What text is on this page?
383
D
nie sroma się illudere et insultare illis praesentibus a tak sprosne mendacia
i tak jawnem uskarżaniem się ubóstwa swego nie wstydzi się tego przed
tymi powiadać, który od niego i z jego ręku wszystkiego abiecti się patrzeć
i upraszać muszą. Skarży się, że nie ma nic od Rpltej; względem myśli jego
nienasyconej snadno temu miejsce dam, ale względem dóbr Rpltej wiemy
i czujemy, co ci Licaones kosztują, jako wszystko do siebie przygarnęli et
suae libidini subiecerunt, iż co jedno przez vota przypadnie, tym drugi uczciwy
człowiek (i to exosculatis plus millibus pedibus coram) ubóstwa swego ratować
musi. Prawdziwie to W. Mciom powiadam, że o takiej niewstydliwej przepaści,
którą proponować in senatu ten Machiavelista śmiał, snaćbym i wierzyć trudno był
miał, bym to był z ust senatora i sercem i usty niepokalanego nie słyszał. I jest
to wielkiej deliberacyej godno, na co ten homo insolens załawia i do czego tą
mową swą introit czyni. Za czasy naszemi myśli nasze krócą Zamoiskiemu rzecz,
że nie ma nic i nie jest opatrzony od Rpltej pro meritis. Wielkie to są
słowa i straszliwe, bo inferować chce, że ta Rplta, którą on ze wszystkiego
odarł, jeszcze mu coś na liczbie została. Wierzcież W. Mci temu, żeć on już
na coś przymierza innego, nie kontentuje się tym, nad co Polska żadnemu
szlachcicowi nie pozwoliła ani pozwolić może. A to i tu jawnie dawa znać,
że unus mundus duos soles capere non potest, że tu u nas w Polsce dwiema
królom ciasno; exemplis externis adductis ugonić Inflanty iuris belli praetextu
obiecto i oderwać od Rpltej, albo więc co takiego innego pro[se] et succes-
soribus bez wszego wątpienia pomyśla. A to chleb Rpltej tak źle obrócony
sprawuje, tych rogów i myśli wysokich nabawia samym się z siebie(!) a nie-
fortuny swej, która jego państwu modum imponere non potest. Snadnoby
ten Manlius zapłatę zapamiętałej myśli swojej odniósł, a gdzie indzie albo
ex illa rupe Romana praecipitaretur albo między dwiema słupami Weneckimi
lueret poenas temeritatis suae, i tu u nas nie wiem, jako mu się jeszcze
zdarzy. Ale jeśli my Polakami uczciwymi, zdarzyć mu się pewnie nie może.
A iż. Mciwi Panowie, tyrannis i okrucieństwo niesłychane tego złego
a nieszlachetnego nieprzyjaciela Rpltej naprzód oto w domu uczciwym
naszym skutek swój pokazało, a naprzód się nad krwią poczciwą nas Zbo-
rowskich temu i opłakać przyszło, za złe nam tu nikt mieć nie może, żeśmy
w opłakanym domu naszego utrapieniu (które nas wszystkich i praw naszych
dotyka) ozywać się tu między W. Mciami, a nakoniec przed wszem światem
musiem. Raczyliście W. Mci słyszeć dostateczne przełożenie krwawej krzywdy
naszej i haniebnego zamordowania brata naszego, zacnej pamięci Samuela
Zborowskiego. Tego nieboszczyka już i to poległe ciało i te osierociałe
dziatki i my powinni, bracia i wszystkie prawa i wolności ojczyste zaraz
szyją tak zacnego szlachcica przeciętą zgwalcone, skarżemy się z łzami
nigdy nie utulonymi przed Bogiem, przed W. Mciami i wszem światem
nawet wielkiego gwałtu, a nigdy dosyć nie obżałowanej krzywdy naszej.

▶ WHAT IS REQUIRED: Restate the data above word for word.

▶ EXERCISE OUTPUT:
What text is on this page?
383
D
nie sroma się illudere et insultare illis praesentibus a tak sprosne mendacia
i tak jawnem uskarżaniem się ubóstwa swego nie wstydzi się tego przed
tymi powiadać, który od niego i z jego ręku wszystkiego abiecti się patrzeć
i upraszać muszą. Skarży się, że nie ma nic od Rpltej; względem myśli jego
nienasyconej snadno temu miejsce dam, ale względem dóbr Rpltej wiemy
i czujemy, co ci Licaones kosztują, jako wszystko do siebie przygarnęli et
suae libidini subiecerunt, iż co jedno przez vota przypadnie, tym drugi uczciwy
człowiek (i to exosculatis plus millibus pedibus coram) ubóstwa swego ratować
musi. Prawdziwie to W. Mciom powiadam, że o takiej niewstydliwej przepaści,
którą proponować in senatu ten Machiavelista śmiał, snaćbym i wierzyć trudno był
miał, bym to był z ust senatora i sercem i usty niepokalanego nie słyszał. I jest
to wielkiej deliberacyej godno, na co ten homo insolens załawia i do czego tą
mową swą introit czyni. Za czasy naszemi myśli nasze krócą Zamoiskiemu rzecz,
że nie ma nic i nie jest opatrzony od Rpltej pro meritis. Wielkie to są
słowa i straszliwe, bo inferować chce, że ta Rplta, którą on ze wszystkiego
odarł, jeszcze mu coś na liczbie została. Wierzcież W. Mci temu, żeć on już
na coś przymierza innego, nie kontentuje się tym, nad co Polska żadnemu
szlachcicowi nie pozwoliła ani pozwolić może. A to i tu jawnie dawa znać,
że unus mundus duos soles capere non potest, że tu u nas w Polsce dwiema
królom ciasno; exemplis externis adductis ugonić Inflanty iuris belli praetextu
obiecto i oderwać od Rpltej, albo więc co takiego innego pro[se] et succes-
soribus bez wszego wątpienia pomyśla. A to chleb Rpltej tak źle obrócony
sprawuje, tych rogów i myśli wysokich nabawia samym się z siebie(!) a nie-
fortuny swej, która jego państwu modum imponere non potest. Snadnoby
ten Manlius zapłatę zapamiętałej myśli swojej odniósł, a gdzie indzie albo
ex illa rupe Romana praecipitaretur albo między dwiema słupami Weneckimi
lueret poenas temeritatis suae, i tu u nas nie wiem, jako mu się jeszcze
zdarzy. Ale jeśli my Polakami uczciwymi, zdarzyć mu się pewnie nie może.
A iż. Mciwi Panowie, tyrannis i okrucieństwo niesłychane tego złego
a nieszlachetnego nieprzyjaciela Rpltej naprzód oto w domu uczciwym
naszym skutek swój pokazało, a naprzód się nad krwią poczciwą nas Zbo-
rowskich temu i opłakać przyszło, za złe nam tu nikt mieć nie może, żeśmy
w opłakanym domu naszego utrapieniu (które nas wszystkich i praw naszych
dotyka) ozywać się tu między W. Mciami, a nakoniec przed wszem światem
musiem. Raczyliście W. Mci słyszeć dostateczne przełożenie krwawej krzywdy
naszej i haniebnego zamordowania brata naszego, zacnej pamięci Samuela
Zborowskiego. Tego nieboszczyka już i to poległe ciało i te osierociałe
dziatki i my powinni, bracia i wszystkie prawa i wolności ojczyste zaraz
szyją tak zacnego szlachcica przeciętą zgwalcone, skarżemy się z łzami
nigdy nie utulonymi przed Bogiem, przed W. Mciami i wszem światem
nawet wielkiego gwałtu, a nigdy dosyć nie obżałowanej krzywdy naszej.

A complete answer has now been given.